%%

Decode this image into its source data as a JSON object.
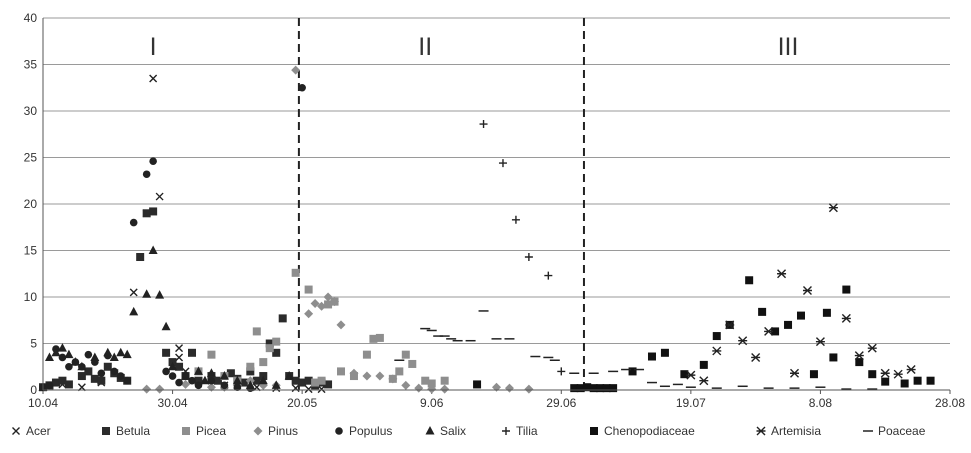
{
  "chart_data": {
    "type": "scatter",
    "ylim": [
      0,
      40
    ],
    "yticks": [
      0,
      5,
      10,
      15,
      20,
      25,
      30,
      35,
      40
    ],
    "x_dates": [
      "10.04",
      "30.04",
      "20.05",
      "9.06",
      "29.06",
      "19.07",
      "8.08",
      "28.08"
    ],
    "x_tick_pos": [
      0,
      20,
      40,
      60,
      80,
      100,
      120,
      140
    ],
    "x_range": [
      0,
      140
    ],
    "dividers_x": [
      39.5,
      83.5
    ],
    "periods": [
      {
        "label": "I",
        "x": 17
      },
      {
        "label": "II",
        "x": 59
      },
      {
        "label": "III",
        "x": 115
      }
    ],
    "grid": "horizontal",
    "legend_position": "bottom",
    "series": [
      {
        "name": "Acer",
        "marker": "x",
        "color": "#222222",
        "points": [
          [
            1,
            0.5
          ],
          [
            3,
            0.6
          ],
          [
            6,
            0.3
          ],
          [
            9,
            0.8
          ],
          [
            14,
            10.5
          ],
          [
            16,
            19
          ],
          [
            17,
            33.5
          ],
          [
            18,
            20.8
          ],
          [
            21,
            4.5
          ],
          [
            21,
            3.5
          ],
          [
            22,
            2
          ],
          [
            24,
            1
          ],
          [
            26,
            1
          ],
          [
            28,
            0.5
          ],
          [
            30,
            0.5
          ],
          [
            33,
            0.3
          ],
          [
            36,
            0.2
          ],
          [
            39,
            0.2
          ],
          [
            41,
            0.1
          ],
          [
            43,
            0.1
          ]
        ]
      },
      {
        "name": "Betula",
        "marker": "square",
        "color": "#2b2b2b",
        "points": [
          [
            0,
            0.3
          ],
          [
            1,
            0.5
          ],
          [
            2,
            0.8
          ],
          [
            3,
            1
          ],
          [
            4,
            0.6
          ],
          [
            6,
            1.5
          ],
          [
            7,
            2
          ],
          [
            8,
            1.2
          ],
          [
            9,
            1
          ],
          [
            10,
            2.5
          ],
          [
            11,
            1.8
          ],
          [
            12,
            1.3
          ],
          [
            13,
            1
          ],
          [
            15,
            14.3
          ],
          [
            16,
            19
          ],
          [
            17,
            19.2
          ],
          [
            19,
            4
          ],
          [
            20,
            3
          ],
          [
            21,
            2.5
          ],
          [
            22,
            1.5
          ],
          [
            23,
            4
          ],
          [
            24,
            1
          ],
          [
            26,
            1.5
          ],
          [
            27,
            1
          ],
          [
            29,
            1.8
          ],
          [
            30,
            1.2
          ],
          [
            31,
            0.8
          ],
          [
            32,
            2
          ],
          [
            33,
            1
          ],
          [
            34,
            1.5
          ],
          [
            35,
            5
          ],
          [
            36,
            4
          ],
          [
            37,
            7.7
          ],
          [
            38,
            1.5
          ],
          [
            39,
            1
          ],
          [
            40,
            0.8
          ],
          [
            41,
            1
          ],
          [
            42,
            0.5
          ],
          [
            43,
            0.8
          ],
          [
            44,
            0.6
          ]
        ]
      },
      {
        "name": "Picea",
        "marker": "square",
        "color": "#8e8e8e",
        "points": [
          [
            24,
            2
          ],
          [
            26,
            3.8
          ],
          [
            28,
            1.5
          ],
          [
            30,
            1
          ],
          [
            32,
            2.5
          ],
          [
            33,
            6.3
          ],
          [
            34,
            3
          ],
          [
            35,
            4.5
          ],
          [
            36,
            5.2
          ],
          [
            39,
            12.6
          ],
          [
            41,
            10.8
          ],
          [
            42,
            0.8
          ],
          [
            43,
            1
          ],
          [
            44,
            9.2
          ],
          [
            45,
            9.5
          ],
          [
            46,
            2
          ],
          [
            48,
            1.5
          ],
          [
            50,
            3.8
          ],
          [
            51,
            5.5
          ],
          [
            52,
            5.6
          ],
          [
            54,
            1.2
          ],
          [
            55,
            2
          ],
          [
            56,
            3.8
          ],
          [
            57,
            2.8
          ],
          [
            59,
            1
          ],
          [
            60,
            0.7
          ],
          [
            62,
            1
          ]
        ]
      },
      {
        "name": "Pinus",
        "marker": "diamond",
        "color": "#8e8e8e",
        "points": [
          [
            16,
            0.1
          ],
          [
            18,
            0.1
          ],
          [
            22,
            0.6
          ],
          [
            26,
            0.3
          ],
          [
            28,
            0.3
          ],
          [
            30,
            0.5
          ],
          [
            32,
            1
          ],
          [
            34,
            0.5
          ],
          [
            36,
            0.5
          ],
          [
            39,
            34.4
          ],
          [
            41,
            8.2
          ],
          [
            42,
            9.3
          ],
          [
            43,
            9
          ],
          [
            44,
            10
          ],
          [
            45,
            9.5
          ],
          [
            46,
            7
          ],
          [
            48,
            1.8
          ],
          [
            50,
            1.5
          ],
          [
            52,
            1.5
          ],
          [
            54,
            1.2
          ],
          [
            56,
            0.5
          ],
          [
            58,
            0.2
          ],
          [
            60,
            0.1
          ],
          [
            62,
            0.1
          ],
          [
            70,
            0.3
          ],
          [
            72,
            0.2
          ],
          [
            75,
            0.1
          ]
        ]
      },
      {
        "name": "Populus",
        "marker": "circle",
        "color": "#222222",
        "points": [
          [
            0,
            0.3
          ],
          [
            1,
            0.5
          ],
          [
            2,
            4.4
          ],
          [
            3,
            3.5
          ],
          [
            4,
            2.5
          ],
          [
            5,
            3
          ],
          [
            6,
            2.5
          ],
          [
            7,
            3.8
          ],
          [
            8,
            3
          ],
          [
            9,
            1.8
          ],
          [
            10,
            3.7
          ],
          [
            11,
            2
          ],
          [
            12,
            1.5
          ],
          [
            13,
            1
          ],
          [
            14,
            18
          ],
          [
            16,
            23.2
          ],
          [
            17,
            24.6
          ],
          [
            19,
            2
          ],
          [
            20,
            1.5
          ],
          [
            21,
            0.8
          ],
          [
            22,
            1.5
          ],
          [
            23,
            1
          ],
          [
            24,
            0.5
          ],
          [
            26,
            1
          ],
          [
            28,
            0.5
          ],
          [
            30,
            0.3
          ],
          [
            32,
            0.2
          ],
          [
            40,
            32.5
          ]
        ]
      },
      {
        "name": "Salix",
        "marker": "triangle",
        "color": "#222222",
        "points": [
          [
            0,
            0.3
          ],
          [
            1,
            3.5
          ],
          [
            2,
            4
          ],
          [
            3,
            4.5
          ],
          [
            4,
            3.8
          ],
          [
            5,
            3
          ],
          [
            6,
            2.5
          ],
          [
            8,
            3.5
          ],
          [
            10,
            4
          ],
          [
            11,
            3.5
          ],
          [
            12,
            4
          ],
          [
            13,
            3.8
          ],
          [
            14,
            8.4
          ],
          [
            16,
            10.3
          ],
          [
            17,
            15
          ],
          [
            18,
            10.2
          ],
          [
            19,
            6.8
          ],
          [
            20,
            2.5
          ],
          [
            22,
            1.5
          ],
          [
            24,
            2
          ],
          [
            25,
            1
          ],
          [
            26,
            1.8
          ],
          [
            28,
            1.5
          ],
          [
            30,
            1
          ],
          [
            32,
            0.5
          ],
          [
            34,
            1
          ],
          [
            36,
            0.5
          ],
          [
            38,
            1.5
          ]
        ]
      },
      {
        "name": "Tilia",
        "marker": "plus",
        "color": "#222222",
        "points": [
          [
            68,
            28.6
          ],
          [
            71,
            24.4
          ],
          [
            73,
            18.3
          ],
          [
            75,
            14.3
          ],
          [
            78,
            12.3
          ],
          [
            80,
            2
          ]
        ]
      },
      {
        "name": "Chenopodiaceae",
        "marker": "square",
        "color": "#111111",
        "points": [
          [
            67,
            0.6
          ],
          [
            82,
            0.2
          ],
          [
            83,
            0.2
          ],
          [
            84,
            0.3
          ],
          [
            85,
            0.2
          ],
          [
            86,
            0.2
          ],
          [
            87,
            0.2
          ],
          [
            88,
            0.2
          ],
          [
            91,
            2
          ],
          [
            94,
            3.6
          ],
          [
            96,
            4
          ],
          [
            99,
            1.7
          ],
          [
            102,
            2.7
          ],
          [
            104,
            5.8
          ],
          [
            106,
            7
          ],
          [
            109,
            11.8
          ],
          [
            111,
            8.4
          ],
          [
            113,
            6.3
          ],
          [
            115,
            7
          ],
          [
            117,
            8
          ],
          [
            119,
            1.7
          ],
          [
            121,
            8.3
          ],
          [
            122,
            3.5
          ],
          [
            124,
            10.8
          ],
          [
            126,
            3
          ],
          [
            128,
            1.7
          ],
          [
            130,
            0.9
          ],
          [
            133,
            0.7
          ],
          [
            135,
            1
          ],
          [
            137,
            1
          ]
        ]
      },
      {
        "name": "Artemisia",
        "marker": "asterisk",
        "color": "#222222",
        "points": [
          [
            100,
            1.6
          ],
          [
            102,
            1
          ],
          [
            104,
            4.2
          ],
          [
            106,
            7
          ],
          [
            108,
            5.3
          ],
          [
            110,
            3.5
          ],
          [
            112,
            6.3
          ],
          [
            114,
            12.5
          ],
          [
            116,
            1.8
          ],
          [
            118,
            10.7
          ],
          [
            120,
            5.2
          ],
          [
            122,
            19.6
          ],
          [
            124,
            7.7
          ],
          [
            126,
            3.7
          ],
          [
            128,
            4.5
          ],
          [
            130,
            1.8
          ],
          [
            132,
            1.7
          ],
          [
            134,
            2.2
          ]
        ]
      },
      {
        "name": "Poaceae",
        "marker": "dash",
        "color": "#222222",
        "points": [
          [
            55,
            3.2
          ],
          [
            59,
            6.6
          ],
          [
            60,
            6.4
          ],
          [
            61,
            5.8
          ],
          [
            62,
            5.8
          ],
          [
            63,
            5.5
          ],
          [
            64,
            5.3
          ],
          [
            66,
            5.3
          ],
          [
            68,
            8.5
          ],
          [
            70,
            5.5
          ],
          [
            72,
            5.5
          ],
          [
            76,
            3.6
          ],
          [
            78,
            3.5
          ],
          [
            79,
            3.2
          ],
          [
            82,
            1.8
          ],
          [
            85,
            1.8
          ],
          [
            88,
            2
          ],
          [
            90,
            2.2
          ],
          [
            92,
            2.2
          ],
          [
            94,
            0.8
          ],
          [
            96,
            0.4
          ],
          [
            98,
            0.6
          ],
          [
            100,
            0.3
          ],
          [
            104,
            0.2
          ],
          [
            108,
            0.4
          ],
          [
            112,
            0.2
          ],
          [
            116,
            0.2
          ],
          [
            120,
            0.3
          ],
          [
            124,
            0.1
          ],
          [
            128,
            0.1
          ]
        ]
      }
    ]
  }
}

%%

[WHAT YOU ARE ASKED TO DO]
Extract lines where the string "name" occurs.

[SOLUTION TO THIS TASK]
        "name": "Acer",
        "name": "Betula",
        "name": "Picea",
        "name": "Pinus",
        "name": "Populus",
        "name": "Salix",
        "name": "Tilia",
        "name": "Chenopodiaceae",
        "name": "Artemisia",
        "name": "Poaceae",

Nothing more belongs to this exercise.